| DIRECTION |
Every record that follows must be duplicated exactly, with images left out.

--- Begin DATASET ENTRIES ---

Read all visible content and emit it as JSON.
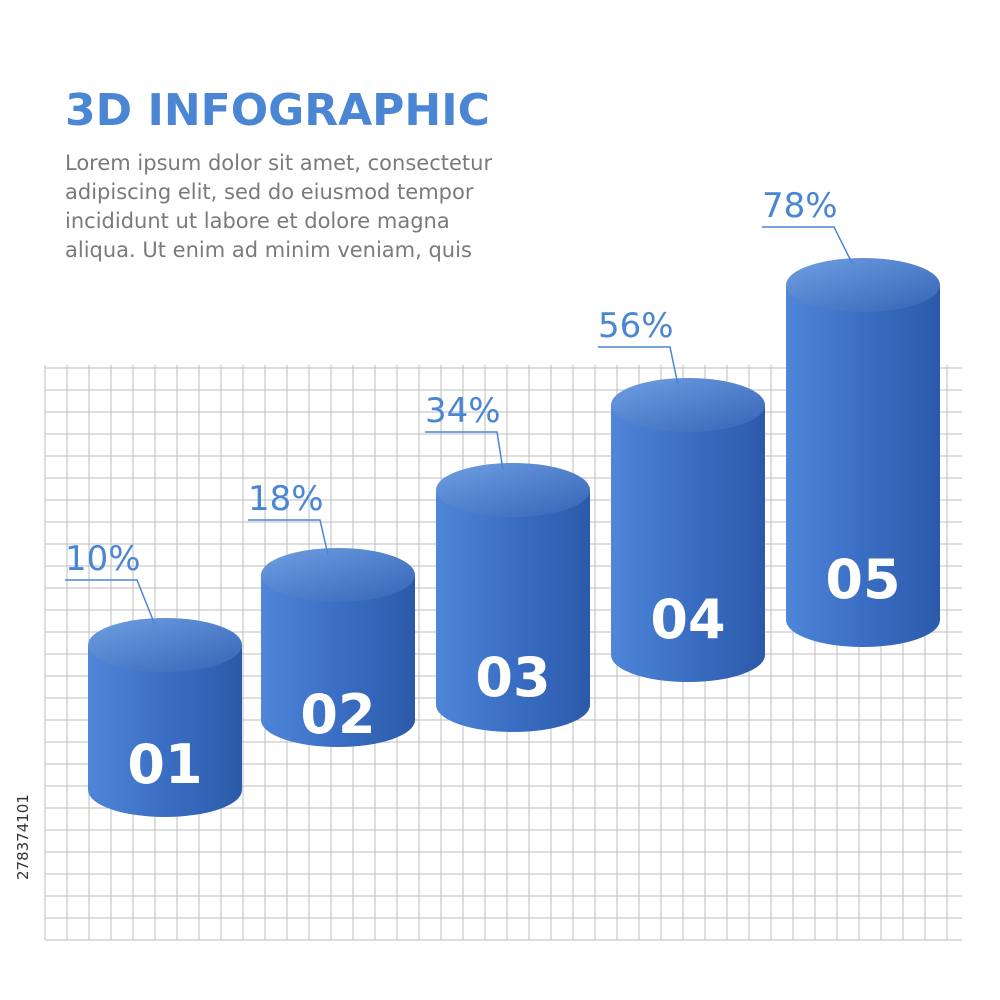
{
  "header": {
    "title": "3D INFOGRAPHIC",
    "body": [
      "Lorem ipsum dolor sit amet, consectetur",
      "adipiscing elit, sed do eiusmod tempor",
      "incididunt ut labore et dolore magna",
      "aliqua. Ut enim ad minim veniam, quis"
    ]
  },
  "items": [
    {
      "number": "01",
      "percent": "10%"
    },
    {
      "number": "02",
      "percent": "18%"
    },
    {
      "number": "03",
      "percent": "34%"
    },
    {
      "number": "04",
      "percent": "56%"
    },
    {
      "number": "05",
      "percent": "78%"
    }
  ],
  "stock_id": "278374101"
}
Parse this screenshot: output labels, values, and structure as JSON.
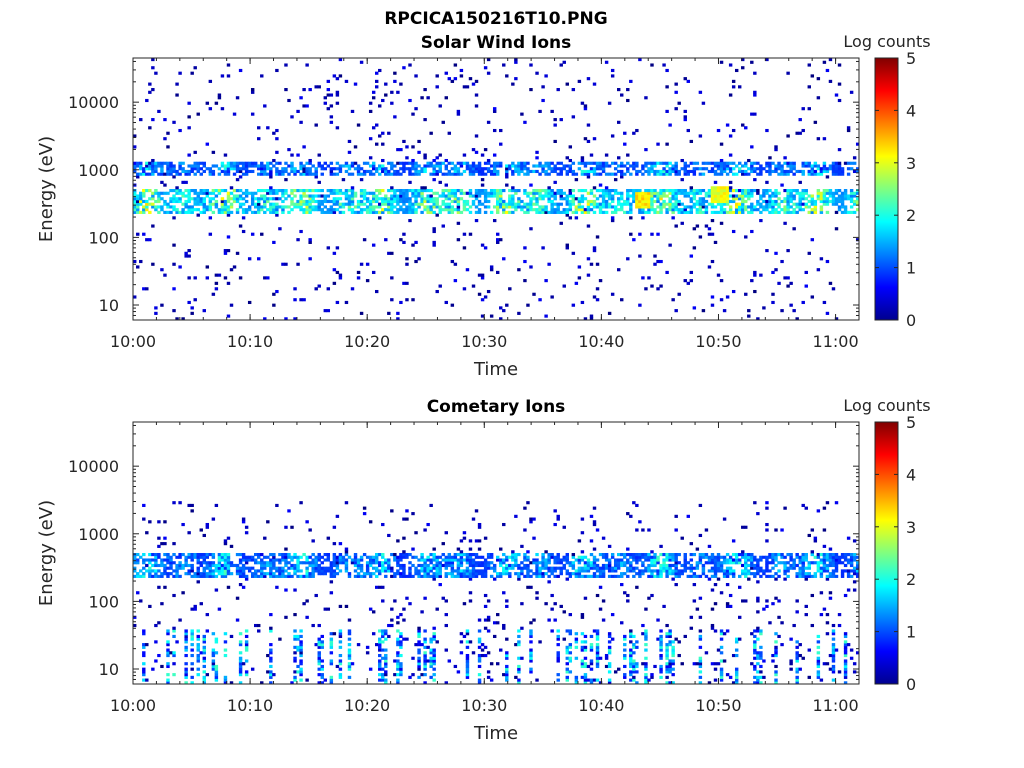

--- End DATASET ENTRIES ---

| COMPLETE RESPONSE |
Read all visible content and emit it as JSON.
{
  "header": {
    "title": "3D INFOGRAPHIC",
    "body": [
      "Lorem ipsum dolor sit amet, consectetur",
      "adipiscing elit, sed do eiusmod tempor",
      "incididunt ut labore et dolore magna",
      "aliqua. Ut enim ad minim veniam, quis"
    ]
  },
  "items": [
    {
      "number": "01",
      "percent": "10%"
    },
    {
      "number": "02",
      "percent": "18%"
    },
    {
      "number": "03",
      "percent": "34%"
    },
    {
      "number": "04",
      "percent": "56%"
    },
    {
      "number": "05",
      "percent": "78%"
    }
  ],
  "stock_id": "278374101"
}
Parse this screenshot: output labels, values, and structure as JSON.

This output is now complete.